▶ [What this task involves]: Pick out all lines with the word "make" from the records that follow.

▶ [Extracted material]:

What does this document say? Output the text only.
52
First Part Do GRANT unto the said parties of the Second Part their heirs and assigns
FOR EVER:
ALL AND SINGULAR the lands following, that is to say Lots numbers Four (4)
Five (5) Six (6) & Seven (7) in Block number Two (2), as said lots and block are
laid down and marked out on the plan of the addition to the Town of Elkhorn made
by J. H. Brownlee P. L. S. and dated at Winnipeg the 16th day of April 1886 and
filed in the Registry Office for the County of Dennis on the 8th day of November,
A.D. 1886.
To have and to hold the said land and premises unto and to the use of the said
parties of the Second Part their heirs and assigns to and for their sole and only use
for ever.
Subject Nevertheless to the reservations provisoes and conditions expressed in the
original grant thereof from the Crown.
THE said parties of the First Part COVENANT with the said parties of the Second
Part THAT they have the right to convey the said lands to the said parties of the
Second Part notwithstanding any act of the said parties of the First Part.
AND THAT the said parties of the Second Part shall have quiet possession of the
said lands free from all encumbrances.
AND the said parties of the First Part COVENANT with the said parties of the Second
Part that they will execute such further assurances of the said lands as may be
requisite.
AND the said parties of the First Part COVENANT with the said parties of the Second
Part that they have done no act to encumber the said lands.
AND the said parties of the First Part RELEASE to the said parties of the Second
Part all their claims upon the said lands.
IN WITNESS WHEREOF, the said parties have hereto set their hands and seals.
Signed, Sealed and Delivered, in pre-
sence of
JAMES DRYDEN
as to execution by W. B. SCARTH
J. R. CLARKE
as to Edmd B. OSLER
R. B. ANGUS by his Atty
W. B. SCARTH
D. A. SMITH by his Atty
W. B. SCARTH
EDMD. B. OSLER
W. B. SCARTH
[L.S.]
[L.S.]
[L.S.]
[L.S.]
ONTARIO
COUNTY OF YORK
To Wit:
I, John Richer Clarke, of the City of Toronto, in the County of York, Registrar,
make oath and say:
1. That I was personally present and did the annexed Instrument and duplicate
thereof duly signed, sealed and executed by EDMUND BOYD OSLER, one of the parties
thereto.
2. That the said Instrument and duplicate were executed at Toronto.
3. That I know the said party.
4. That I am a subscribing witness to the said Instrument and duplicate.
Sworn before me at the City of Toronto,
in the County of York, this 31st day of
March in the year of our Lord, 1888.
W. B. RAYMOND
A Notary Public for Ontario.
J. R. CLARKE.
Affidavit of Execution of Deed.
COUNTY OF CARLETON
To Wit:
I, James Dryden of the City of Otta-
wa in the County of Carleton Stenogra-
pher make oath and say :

▶ [Answer to this exercise]:
make oath and say:
pher make oath and say :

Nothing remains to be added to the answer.